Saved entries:
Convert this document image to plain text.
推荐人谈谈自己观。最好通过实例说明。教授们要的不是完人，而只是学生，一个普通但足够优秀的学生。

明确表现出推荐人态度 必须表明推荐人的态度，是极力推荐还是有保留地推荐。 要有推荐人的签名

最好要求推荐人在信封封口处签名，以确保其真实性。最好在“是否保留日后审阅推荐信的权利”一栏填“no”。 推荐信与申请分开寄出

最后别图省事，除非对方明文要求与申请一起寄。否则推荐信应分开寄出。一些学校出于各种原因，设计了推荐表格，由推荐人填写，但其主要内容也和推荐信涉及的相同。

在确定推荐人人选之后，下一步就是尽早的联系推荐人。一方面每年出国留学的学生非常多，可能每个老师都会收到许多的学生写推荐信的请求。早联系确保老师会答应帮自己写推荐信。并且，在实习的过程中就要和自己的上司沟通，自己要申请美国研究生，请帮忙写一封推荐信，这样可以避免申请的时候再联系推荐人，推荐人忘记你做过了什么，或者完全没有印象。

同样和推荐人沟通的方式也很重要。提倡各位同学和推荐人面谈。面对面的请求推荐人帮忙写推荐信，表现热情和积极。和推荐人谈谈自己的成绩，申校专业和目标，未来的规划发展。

## OBJECTIVE
Retype every record above exactly as it appears.

## FINISHED TASK
Convert this document image to plain text.
推荐人谈谈自己观。最好通过实例说明。教授们要的不是完人，而只是学生，一个普通但足够优秀的学生。

明确表现出推荐人态度 必须表明推荐人的态度，是极力推荐还是有保留地推荐。 要有推荐人的签名

最好要求推荐人在信封封口处签名，以确保其真实性。最好在“是否保留日后审阅推荐信的权利”一栏填“no”。 推荐信与申请分开寄出

最后别图省事，除非对方明文要求与申请一起寄。否则推荐信应分开寄出。一些学校出于各种原因，设计了推荐表格，由推荐人填写，但其主要内容也和推荐信涉及的相同。

在确定推荐人人选之后，下一步就是尽早的联系推荐人。一方面每年出国留学的学生非常多，可能每个老师都会收到许多的学生写推荐信的请求。早联系确保老师会答应帮自己写推荐信。并且，在实习的过程中就要和自己的上司沟通，自己要申请美国研究生，请帮忙写一封推荐信，这样可以避免申请的时候再联系推荐人，推荐人忘记你做过了什么，或者完全没有印象。

同样和推荐人沟通的方式也很重要。提倡各位同学和推荐人面谈。面对面的请求推荐人帮忙写推荐信，表现热情和积极。和推荐人谈谈自己的成绩，申校专业和目标，未来的规划发展。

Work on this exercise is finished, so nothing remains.